• Exercise task:
Pick out the lines below that include the string "this".

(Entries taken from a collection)
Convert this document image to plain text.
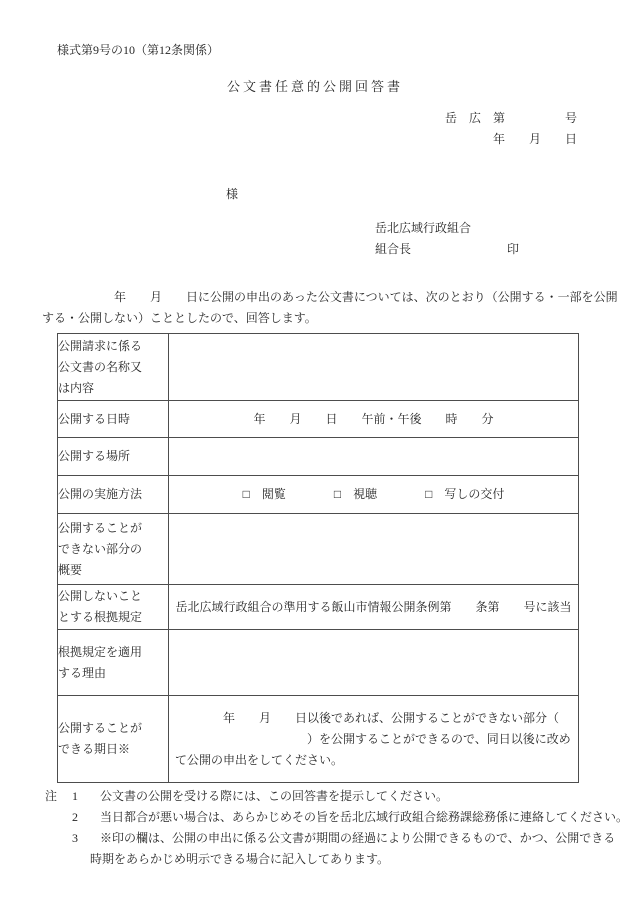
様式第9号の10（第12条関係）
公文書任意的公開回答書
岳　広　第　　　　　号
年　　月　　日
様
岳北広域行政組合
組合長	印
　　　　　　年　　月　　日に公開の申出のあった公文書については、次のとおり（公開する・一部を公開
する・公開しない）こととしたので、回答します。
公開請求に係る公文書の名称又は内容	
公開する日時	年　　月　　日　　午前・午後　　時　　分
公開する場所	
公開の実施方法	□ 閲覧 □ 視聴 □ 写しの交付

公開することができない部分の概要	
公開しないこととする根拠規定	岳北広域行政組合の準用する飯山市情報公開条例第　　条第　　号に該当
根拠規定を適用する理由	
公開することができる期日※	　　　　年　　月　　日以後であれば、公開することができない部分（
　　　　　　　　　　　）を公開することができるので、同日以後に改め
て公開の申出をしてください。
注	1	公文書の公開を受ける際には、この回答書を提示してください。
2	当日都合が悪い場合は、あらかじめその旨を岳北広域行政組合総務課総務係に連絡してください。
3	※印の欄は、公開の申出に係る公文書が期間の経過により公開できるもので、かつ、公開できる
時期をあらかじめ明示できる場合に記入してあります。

...

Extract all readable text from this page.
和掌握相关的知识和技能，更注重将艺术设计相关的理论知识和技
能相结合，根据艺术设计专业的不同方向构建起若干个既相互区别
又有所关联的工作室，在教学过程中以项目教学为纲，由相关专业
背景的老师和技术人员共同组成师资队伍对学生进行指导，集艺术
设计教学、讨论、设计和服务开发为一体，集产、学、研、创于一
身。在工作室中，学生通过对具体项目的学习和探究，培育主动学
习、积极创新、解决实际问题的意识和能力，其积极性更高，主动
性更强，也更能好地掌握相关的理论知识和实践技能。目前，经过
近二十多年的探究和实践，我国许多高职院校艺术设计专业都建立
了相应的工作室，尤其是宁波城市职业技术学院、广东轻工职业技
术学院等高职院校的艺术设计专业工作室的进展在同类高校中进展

• Response:
Convert this document image to plain text.
Extract all readable text from this page.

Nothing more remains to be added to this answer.